┌────────

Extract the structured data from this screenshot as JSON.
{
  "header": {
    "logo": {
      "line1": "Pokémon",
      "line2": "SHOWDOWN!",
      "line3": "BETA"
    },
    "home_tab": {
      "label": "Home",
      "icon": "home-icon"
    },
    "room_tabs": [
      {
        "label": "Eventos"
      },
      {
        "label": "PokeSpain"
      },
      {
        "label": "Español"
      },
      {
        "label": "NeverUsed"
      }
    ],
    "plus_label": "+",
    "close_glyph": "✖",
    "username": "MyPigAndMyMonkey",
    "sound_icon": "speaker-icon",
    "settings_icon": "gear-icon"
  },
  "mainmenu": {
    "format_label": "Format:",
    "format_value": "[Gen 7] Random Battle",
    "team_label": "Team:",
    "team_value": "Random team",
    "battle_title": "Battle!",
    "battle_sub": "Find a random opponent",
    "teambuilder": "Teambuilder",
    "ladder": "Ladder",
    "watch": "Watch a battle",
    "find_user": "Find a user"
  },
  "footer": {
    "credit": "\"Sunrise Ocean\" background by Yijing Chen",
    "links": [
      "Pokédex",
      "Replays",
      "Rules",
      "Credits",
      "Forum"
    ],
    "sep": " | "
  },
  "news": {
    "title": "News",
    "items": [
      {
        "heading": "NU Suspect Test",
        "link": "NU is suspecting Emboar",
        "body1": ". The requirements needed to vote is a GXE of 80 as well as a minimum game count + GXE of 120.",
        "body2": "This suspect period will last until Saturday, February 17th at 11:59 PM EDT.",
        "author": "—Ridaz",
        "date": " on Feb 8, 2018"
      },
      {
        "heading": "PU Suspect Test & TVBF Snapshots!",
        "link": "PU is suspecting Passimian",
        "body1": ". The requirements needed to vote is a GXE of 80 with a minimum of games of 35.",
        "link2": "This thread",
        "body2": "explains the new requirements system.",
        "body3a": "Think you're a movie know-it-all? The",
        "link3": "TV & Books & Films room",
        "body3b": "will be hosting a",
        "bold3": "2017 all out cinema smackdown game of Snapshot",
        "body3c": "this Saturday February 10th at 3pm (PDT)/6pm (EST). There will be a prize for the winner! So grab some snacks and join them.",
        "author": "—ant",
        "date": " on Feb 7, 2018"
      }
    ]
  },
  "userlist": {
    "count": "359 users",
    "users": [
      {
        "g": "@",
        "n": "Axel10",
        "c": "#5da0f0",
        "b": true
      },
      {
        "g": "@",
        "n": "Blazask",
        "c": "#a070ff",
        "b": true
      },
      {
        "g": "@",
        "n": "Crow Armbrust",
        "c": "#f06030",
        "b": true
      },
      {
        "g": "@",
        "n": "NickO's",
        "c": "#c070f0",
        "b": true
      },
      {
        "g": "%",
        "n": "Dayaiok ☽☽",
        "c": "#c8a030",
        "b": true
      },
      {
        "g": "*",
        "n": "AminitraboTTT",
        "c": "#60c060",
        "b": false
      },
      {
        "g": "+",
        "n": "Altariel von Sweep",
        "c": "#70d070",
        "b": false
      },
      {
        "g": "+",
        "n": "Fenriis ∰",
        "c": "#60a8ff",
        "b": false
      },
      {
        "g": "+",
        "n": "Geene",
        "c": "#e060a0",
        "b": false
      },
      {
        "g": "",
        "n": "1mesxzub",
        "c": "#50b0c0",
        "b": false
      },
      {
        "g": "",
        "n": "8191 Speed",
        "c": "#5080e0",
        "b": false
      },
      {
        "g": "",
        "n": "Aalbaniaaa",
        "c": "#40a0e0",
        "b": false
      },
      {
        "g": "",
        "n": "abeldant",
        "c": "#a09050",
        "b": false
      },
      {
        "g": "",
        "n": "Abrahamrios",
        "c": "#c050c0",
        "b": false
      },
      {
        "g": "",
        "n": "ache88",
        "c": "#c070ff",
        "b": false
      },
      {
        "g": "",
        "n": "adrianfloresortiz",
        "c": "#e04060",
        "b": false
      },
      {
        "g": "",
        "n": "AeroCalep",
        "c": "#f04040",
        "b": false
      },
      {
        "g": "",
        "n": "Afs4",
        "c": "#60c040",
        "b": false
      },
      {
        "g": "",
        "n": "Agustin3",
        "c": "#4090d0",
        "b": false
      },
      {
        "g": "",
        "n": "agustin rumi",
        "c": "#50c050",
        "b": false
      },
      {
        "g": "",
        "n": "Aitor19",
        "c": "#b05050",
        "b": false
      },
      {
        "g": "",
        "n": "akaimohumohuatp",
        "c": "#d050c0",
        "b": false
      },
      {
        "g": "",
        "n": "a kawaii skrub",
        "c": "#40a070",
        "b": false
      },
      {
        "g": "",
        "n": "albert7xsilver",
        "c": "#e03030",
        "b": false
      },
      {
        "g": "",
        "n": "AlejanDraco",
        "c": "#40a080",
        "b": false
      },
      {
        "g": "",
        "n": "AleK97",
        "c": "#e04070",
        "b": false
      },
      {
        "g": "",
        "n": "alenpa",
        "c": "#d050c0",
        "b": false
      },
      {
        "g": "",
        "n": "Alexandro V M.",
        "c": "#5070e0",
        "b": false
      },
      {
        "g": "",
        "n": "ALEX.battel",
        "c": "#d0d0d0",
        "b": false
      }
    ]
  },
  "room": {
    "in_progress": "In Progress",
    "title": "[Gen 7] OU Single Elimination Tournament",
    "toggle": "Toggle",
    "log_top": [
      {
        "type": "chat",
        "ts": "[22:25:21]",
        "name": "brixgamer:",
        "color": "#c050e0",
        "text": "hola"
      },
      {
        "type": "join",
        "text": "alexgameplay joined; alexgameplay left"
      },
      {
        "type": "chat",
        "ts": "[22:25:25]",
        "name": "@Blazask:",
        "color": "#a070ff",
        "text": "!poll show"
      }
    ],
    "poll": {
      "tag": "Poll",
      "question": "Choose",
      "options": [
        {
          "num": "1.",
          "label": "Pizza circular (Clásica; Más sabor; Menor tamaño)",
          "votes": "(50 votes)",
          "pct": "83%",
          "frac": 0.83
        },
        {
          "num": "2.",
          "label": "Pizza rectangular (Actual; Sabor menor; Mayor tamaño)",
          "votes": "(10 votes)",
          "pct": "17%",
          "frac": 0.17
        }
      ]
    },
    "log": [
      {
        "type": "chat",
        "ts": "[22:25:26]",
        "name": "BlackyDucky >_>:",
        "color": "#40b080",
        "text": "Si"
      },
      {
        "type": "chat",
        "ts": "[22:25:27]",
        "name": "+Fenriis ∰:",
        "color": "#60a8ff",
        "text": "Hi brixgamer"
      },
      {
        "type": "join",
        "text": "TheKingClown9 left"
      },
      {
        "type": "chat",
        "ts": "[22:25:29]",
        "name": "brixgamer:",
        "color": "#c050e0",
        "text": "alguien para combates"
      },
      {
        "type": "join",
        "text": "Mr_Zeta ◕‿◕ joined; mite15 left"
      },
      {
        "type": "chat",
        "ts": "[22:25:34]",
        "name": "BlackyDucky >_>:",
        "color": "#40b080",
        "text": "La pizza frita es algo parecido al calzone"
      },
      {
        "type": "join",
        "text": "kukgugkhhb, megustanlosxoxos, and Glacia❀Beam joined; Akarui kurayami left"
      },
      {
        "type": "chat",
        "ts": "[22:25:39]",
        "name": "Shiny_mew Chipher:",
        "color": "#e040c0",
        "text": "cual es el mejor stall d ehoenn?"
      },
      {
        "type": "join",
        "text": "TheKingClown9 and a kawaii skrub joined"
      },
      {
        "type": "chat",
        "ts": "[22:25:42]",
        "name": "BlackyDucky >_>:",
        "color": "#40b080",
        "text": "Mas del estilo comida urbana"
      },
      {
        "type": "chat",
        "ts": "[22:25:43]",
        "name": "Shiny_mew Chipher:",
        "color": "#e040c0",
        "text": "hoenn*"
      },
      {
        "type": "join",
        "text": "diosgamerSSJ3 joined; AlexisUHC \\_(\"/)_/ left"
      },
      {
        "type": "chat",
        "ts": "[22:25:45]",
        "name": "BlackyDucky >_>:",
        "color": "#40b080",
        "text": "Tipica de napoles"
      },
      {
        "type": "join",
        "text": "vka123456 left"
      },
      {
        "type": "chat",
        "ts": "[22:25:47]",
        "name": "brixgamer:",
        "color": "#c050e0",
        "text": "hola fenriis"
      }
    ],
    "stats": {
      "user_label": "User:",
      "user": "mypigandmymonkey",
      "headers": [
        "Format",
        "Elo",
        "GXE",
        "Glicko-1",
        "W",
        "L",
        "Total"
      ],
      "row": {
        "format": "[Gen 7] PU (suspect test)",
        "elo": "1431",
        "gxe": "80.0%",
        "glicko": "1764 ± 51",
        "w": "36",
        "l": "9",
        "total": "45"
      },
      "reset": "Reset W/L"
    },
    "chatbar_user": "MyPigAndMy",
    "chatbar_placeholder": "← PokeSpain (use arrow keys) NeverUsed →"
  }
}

└────────

#### Set exercise
Tell how many lines contain the word "Find", using only the number.

#### Exercise answer
2